EXERCISE PROMPT: Return the listing below word for word.

Collection entries:
::::::::::
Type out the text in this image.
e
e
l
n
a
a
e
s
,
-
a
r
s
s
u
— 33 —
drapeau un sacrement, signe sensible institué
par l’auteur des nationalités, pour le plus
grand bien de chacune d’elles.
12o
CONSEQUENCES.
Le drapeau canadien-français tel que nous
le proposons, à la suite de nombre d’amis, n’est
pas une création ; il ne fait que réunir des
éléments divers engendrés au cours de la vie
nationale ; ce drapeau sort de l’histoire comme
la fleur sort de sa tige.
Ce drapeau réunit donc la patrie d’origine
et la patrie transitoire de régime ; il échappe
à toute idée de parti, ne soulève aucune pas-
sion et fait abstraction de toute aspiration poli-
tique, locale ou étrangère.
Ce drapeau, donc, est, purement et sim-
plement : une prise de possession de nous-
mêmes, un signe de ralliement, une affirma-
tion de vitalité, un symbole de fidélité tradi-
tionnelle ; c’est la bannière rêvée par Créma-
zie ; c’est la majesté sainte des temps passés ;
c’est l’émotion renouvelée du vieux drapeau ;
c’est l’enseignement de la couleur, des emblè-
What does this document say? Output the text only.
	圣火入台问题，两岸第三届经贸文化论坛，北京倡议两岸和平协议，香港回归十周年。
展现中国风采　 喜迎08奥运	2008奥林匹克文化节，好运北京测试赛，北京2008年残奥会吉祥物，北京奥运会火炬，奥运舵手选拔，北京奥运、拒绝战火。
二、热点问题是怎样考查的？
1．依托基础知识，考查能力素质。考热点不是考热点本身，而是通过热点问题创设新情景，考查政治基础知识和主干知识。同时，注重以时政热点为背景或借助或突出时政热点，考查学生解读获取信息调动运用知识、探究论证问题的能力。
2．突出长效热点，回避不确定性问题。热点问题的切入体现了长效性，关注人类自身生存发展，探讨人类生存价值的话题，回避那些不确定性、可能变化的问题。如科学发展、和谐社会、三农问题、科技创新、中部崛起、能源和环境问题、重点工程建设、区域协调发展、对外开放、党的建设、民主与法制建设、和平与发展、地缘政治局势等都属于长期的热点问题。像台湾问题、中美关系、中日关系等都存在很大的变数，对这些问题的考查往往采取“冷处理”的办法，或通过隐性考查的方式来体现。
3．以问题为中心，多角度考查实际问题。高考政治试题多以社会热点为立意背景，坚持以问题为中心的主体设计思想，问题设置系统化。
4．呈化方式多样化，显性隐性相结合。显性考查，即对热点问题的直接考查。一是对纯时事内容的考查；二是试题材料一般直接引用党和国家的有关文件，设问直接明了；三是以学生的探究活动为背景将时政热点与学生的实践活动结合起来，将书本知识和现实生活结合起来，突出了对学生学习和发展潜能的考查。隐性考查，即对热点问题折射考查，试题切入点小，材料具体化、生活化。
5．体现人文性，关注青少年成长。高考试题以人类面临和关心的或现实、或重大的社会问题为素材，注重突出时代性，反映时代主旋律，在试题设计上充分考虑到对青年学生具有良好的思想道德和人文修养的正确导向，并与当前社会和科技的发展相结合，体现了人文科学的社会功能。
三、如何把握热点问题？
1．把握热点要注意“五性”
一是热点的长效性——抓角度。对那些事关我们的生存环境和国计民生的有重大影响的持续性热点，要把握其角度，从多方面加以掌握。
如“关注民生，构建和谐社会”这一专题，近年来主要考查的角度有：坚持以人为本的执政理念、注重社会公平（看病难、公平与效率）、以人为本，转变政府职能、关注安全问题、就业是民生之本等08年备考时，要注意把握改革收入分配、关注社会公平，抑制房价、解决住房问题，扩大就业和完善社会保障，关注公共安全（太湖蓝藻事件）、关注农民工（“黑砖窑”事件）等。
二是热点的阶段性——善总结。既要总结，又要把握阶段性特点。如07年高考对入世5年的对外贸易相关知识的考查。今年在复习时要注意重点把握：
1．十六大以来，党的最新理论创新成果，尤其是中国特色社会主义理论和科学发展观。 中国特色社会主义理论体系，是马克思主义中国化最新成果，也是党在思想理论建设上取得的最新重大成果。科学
::::::::::
SOLUTION TO THE EXERCISE:
Type out the text in this image.
e
e
l
n
a
a
e
s
,
-
a
r
s
s
u
— 33 —
drapeau un sacrement, signe sensible institué
par l’auteur des nationalités, pour le plus
grand bien de chacune d’elles.
12o
CONSEQUENCES.
Le drapeau canadien-français tel que nous
le proposons, à la suite de nombre d’amis, n’est
pas une création ; il ne fait que réunir des
éléments divers engendrés au cours de la vie
nationale ; ce drapeau sort de l’histoire comme
la fleur sort de sa tige.
Ce drapeau réunit donc la patrie d’origine
et la patrie transitoire de régime ; il échappe
à toute idée de parti, ne soulève aucune pas-
sion et fait abstraction de toute aspiration poli-
tique, locale ou étrangère.
Ce drapeau, donc, est, purement et sim-
plement : une prise de possession de nous-
mêmes, un signe de ralliement, une affirma-
tion de vitalité, un symbole de fidélité tradi-
tionnelle ; c’est la bannière rêvée par Créma-
zie ; c’est la majesté sainte des temps passés ;
c’est l’émotion renouvelée du vieux drapeau ;
c’est l’enseignement de la couleur, des emblè-
What does this document say? Output the text only.
	圣火入台问题，两岸第三届经贸文化论坛，北京倡议两岸和平协议，香港回归十周年。
展现中国风采　 喜迎08奥运	2008奥林匹克文化节，好运北京测试赛，北京2008年残奥会吉祥物，北京奥运会火炬，奥运舵手选拔，北京奥运、拒绝战火。
二、热点问题是怎样考查的？
1．依托基础知识，考查能力素质。考热点不是考热点本身，而是通过热点问题创设新情景，考查政治基础知识和主干知识。同时，注重以时政热点为背景或借助或突出时政热点，考查学生解读获取信息调动运用知识、探究论证问题的能力。
2．突出长效热点，回避不确定性问题。热点问题的切入体现了长效性，关注人类自身生存发展，探讨人类生存价值的话题，回避那些不确定性、可能变化的问题。如科学发展、和谐社会、三农问题、科技创新、中部崛起、能源和环境问题、重点工程建设、区域协调发展、对外开放、党的建设、民主与法制建设、和平与发展、地缘政治局势等都属于长期的热点问题。像台湾问题、中美关系、中日关系等都存在很大的变数，对这些问题的考查往往采取“冷处理”的办法，或通过隐性考查的方式来体现。
3．以问题为中心，多角度考查实际问题。高考政治试题多以社会热点为立意背景，坚持以问题为中心的主体设计思想，问题设置系统化。
4．呈化方式多样化，显性隐性相结合。显性考查，即对热点问题的直接考查。一是对纯时事内容的考查；二是试题材料一般直接引用党和国家的有关文件，设问直接明了；三是以学生的探究活动为背景将时政热点与学生的实践活动结合起来，将书本知识和现实生活结合起来，突出了对学生学习和发展潜能的考查。隐性考查，即对热点问题折射考查，试题切入点小，材料具体化、生活化。
5．体现人文性，关注青少年成长。高考试题以人类面临和关心的或现实、或重大的社会问题为素材，注重突出时代性，反映时代主旋律，在试题设计上充分考虑到对青年学生具有良好的思想道德和人文修养的正确导向，并与当前社会和科技的发展相结合，体现了人文科学的社会功能。
三、如何把握热点问题？
1．把握热点要注意“五性”
一是热点的长效性——抓角度。对那些事关我们的生存环境和国计民生的有重大影响的持续性热点，要把握其角度，从多方面加以掌握。
如“关注民生，构建和谐社会”这一专题，近年来主要考查的角度有：坚持以人为本的执政理念、注重社会公平（看病难、公平与效率）、以人为本，转变政府职能、关注安全问题、就业是民生之本等08年备考时，要注意把握改革收入分配、关注社会公平，抑制房价、解决住房问题，扩大就业和完善社会保障，关注公共安全（太湖蓝藻事件）、关注农民工（“黑砖窑”事件）等。
二是热点的阶段性——善总结。既要总结，又要把握阶段性特点。如07年高考对入世5年的对外贸易相关知识的考查。今年在复习时要注意重点把握：
1．十六大以来，党的最新理论创新成果，尤其是中国特色社会主义理论和科学发展观。 中国特色社会主义理论体系，是马克思主义中国化最新成果，也是党在思想理论建设上取得的最新重大成果。科学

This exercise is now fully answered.